## What is required
Every record below should be written out exactly; pictures stay out.
--------------------
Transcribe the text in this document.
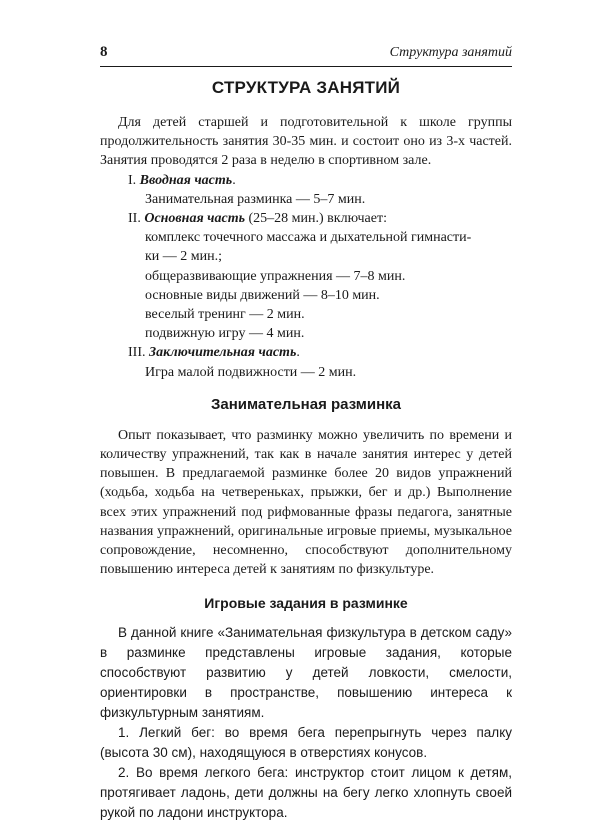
8	Структура занятий
СТРУКТУРА ЗАНЯТИЙ

Для детей старшей и подготовительной к школе группы продолжительность занятия 30-35 мин. и состоит оно из 3-х частей. Занятия проводятся 2 раза в неделю в спортивном зале.

I. Вводная часть.
Занимательная разминка — 5–7 мин.
II. Основная часть (25–28 мин.) включает:
комплекс точечного массажа и дыхательной гимнасти-
ки — 2 мин.;
общеразвивающие упражнения — 7–8 мин.
основные виды движений — 8–10 мин.
веселый тренинг — 2 мин.
подвижную игру — 4 мин.
III. Заключительная часть.
Игра малой подвижности — 2 мин.
Занимательная разминка

Опыт показывает, что разминку можно увеличить по времени и количеству упражнений, так как в начале занятия интерес у детей повышен. В предлагаемой разминке более 20 видов упражнений (ходьба, ходьба на четвереньках, прыжки, бег и др.) Выполнение всех этих упражнений под рифмованные фразы педагога, занятные названия упражнений, оригинальные игровые приемы, музыкальное сопровождение, несомненно, способствуют дополнительному повышению интереса детей к занятиям по физкультуре.

Игровые задания в разминке

В данной книге «Занимательная физкультура в детском саду» в разминке представлены игровые задания, которые способствуют развитию у детей ловкости, смелости, ориентировки в пространстве, повышению интереса к физкультурным занятиям.

1. Легкий бег: во время бега перепрыгнуть через палку (высота 30 см), находящуюся в отверстиях конусов.

2. Во время легкого бега: инструктор стоит лицом к детям, протягивает ладонь, дети должны на бегу легко хлопнуть своей рукой по ладони инструктора.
--------------------
## Written answer
Transcribe the text in this document.
8	Структура занятий
СТРУКТУРА ЗАНЯТИЙ

Для детей старшей и подготовительной к школе группы продолжительность занятия 30-35 мин. и состоит оно из 3-х частей. Занятия проводятся 2 раза в неделю в спортивном зале.

I. Вводная часть.
Занимательная разминка — 5–7 мин.
II. Основная часть (25–28 мин.) включает:
комплекс точечного массажа и дыхательной гимнасти-
ки — 2 мин.;
общеразвивающие упражнения — 7–8 мин.
основные виды движений — 8–10 мин.
веселый тренинг — 2 мин.
подвижную игру — 4 мин.
III. Заключительная часть.
Игра малой подвижности — 2 мин.
Занимательная разминка

Опыт показывает, что разминку можно увеличить по времени и количеству упражнений, так как в начале занятия интерес у детей повышен. В предлагаемой разминке более 20 видов упражнений (ходьба, ходьба на четвереньках, прыжки, бег и др.) Выполнение всех этих упражнений под рифмованные фразы педагога, занятные названия упражнений, оригинальные игровые приемы, музыкальное сопровождение, несомненно, способствуют дополнительному повышению интереса детей к занятиям по физкультуре.

Игровые задания в разминке

В данной книге «Занимательная физкультура в детском саду» в разминке представлены игровые задания, которые способствуют развитию у детей ловкости, смелости, ориентировки в пространстве, повышению интереса к физкультурным занятиям.

1. Легкий бег: во время бега перепрыгнуть через палку (высота 30 см), находящуюся в отверстиях конусов.

2. Во время легкого бега: инструктор стоит лицом к детям, протягивает ладонь, дети должны на бегу легко хлопнуть своей рукой по ладони инструктора.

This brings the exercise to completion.